**Given instruction**
Bring together all lines of the material below that contain the string "datetime".

** begin **

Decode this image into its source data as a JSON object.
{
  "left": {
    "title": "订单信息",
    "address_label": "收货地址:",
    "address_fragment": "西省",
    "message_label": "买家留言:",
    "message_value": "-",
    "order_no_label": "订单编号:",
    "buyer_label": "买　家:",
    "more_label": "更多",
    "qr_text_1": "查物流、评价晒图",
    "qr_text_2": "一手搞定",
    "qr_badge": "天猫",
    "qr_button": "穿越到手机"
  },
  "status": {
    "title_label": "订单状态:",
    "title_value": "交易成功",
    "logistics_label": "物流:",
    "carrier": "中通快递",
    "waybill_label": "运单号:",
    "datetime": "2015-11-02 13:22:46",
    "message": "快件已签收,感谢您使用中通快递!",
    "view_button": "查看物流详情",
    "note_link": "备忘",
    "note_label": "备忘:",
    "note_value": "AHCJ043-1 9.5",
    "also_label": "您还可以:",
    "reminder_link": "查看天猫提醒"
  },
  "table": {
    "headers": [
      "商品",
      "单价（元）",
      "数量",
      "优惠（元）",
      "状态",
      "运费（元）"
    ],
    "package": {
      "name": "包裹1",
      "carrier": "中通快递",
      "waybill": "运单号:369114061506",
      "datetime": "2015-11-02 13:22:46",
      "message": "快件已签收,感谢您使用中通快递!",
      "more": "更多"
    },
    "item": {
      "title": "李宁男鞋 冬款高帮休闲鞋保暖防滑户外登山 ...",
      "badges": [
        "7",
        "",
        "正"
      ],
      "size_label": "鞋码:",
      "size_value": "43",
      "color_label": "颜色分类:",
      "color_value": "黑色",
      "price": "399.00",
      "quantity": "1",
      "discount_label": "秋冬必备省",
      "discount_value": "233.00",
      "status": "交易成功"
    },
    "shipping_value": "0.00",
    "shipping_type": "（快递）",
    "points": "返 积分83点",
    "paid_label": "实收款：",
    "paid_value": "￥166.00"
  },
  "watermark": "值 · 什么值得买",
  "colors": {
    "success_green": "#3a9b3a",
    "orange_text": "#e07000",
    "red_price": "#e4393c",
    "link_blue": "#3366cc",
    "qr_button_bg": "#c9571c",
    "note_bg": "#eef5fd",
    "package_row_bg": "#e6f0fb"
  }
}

** end **

**Solution to this problem**
    "datetime": "2015-11-02 13:22:46",
      "datetime": "2015-11-02 13:22:46",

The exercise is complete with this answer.